Each entry that follows is to be retyped exactly. Pictures do not belong in the copy.

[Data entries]
——————
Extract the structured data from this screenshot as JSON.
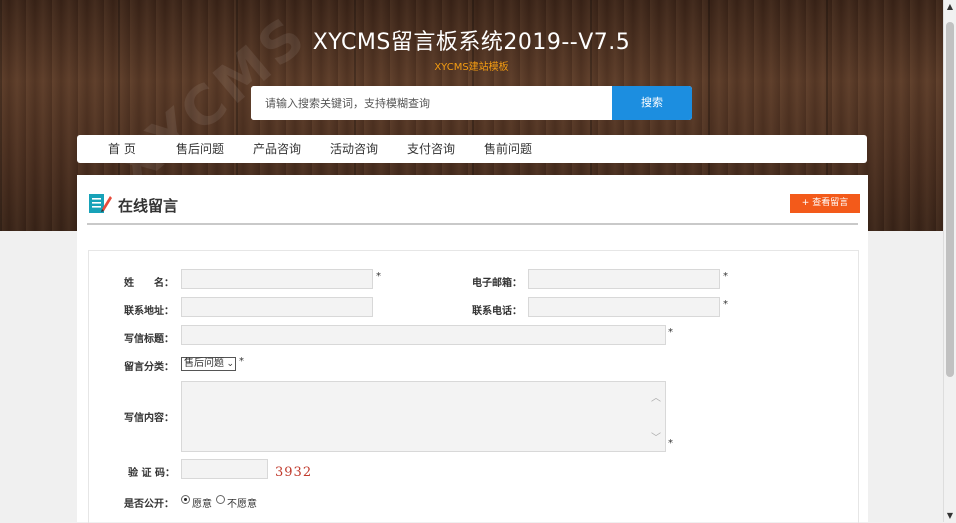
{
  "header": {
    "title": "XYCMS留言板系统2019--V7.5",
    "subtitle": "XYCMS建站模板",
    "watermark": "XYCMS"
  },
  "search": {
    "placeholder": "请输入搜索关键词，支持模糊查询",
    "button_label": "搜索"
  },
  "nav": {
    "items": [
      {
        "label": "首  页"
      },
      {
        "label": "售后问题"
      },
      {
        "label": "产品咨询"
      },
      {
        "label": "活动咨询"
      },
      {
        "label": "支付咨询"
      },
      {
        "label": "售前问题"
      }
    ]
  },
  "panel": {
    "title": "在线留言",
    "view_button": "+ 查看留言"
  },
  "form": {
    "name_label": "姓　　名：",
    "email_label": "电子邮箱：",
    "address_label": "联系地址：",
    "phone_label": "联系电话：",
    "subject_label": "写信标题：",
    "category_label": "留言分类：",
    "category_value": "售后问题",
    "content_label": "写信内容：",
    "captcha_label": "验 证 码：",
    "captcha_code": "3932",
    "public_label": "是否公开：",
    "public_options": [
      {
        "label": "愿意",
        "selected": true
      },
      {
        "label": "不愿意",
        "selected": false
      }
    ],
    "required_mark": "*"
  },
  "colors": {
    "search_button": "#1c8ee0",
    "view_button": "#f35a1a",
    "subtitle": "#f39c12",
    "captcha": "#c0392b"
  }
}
——————
Correct result.
Extract the structured data from this screenshot as JSON.
{
  "header": {
    "title": "XYCMS留言板系统2019--V7.5",
    "subtitle": "XYCMS建站模板",
    "watermark": "XYCMS"
  },
  "search": {
    "placeholder": "请输入搜索关键词，支持模糊查询",
    "button_label": "搜索"
  },
  "nav": {
    "items": [
      {
        "label": "首  页"
      },
      {
        "label": "售后问题"
      },
      {
        "label": "产品咨询"
      },
      {
        "label": "活动咨询"
      },
      {
        "label": "支付咨询"
      },
      {
        "label": "售前问题"
      }
    ]
  },
  "panel": {
    "title": "在线留言",
    "view_button": "+ 查看留言"
  },
  "form": {
    "name_label": "姓　　名：",
    "email_label": "电子邮箱：",
    "address_label": "联系地址：",
    "phone_label": "联系电话：",
    "subject_label": "写信标题：",
    "category_label": "留言分类：",
    "category_value": "售后问题",
    "content_label": "写信内容：",
    "captcha_label": "验 证 码：",
    "captcha_code": "3932",
    "public_label": "是否公开：",
    "public_options": [
      {
        "label": "愿意",
        "selected": true
      },
      {
        "label": "不愿意",
        "selected": false
      }
    ],
    "required_mark": "*"
  },
  "colors": {
    "search_button": "#1c8ee0",
    "view_button": "#f35a1a",
    "subtitle": "#f39c12",
    "captcha": "#c0392b"
  }
}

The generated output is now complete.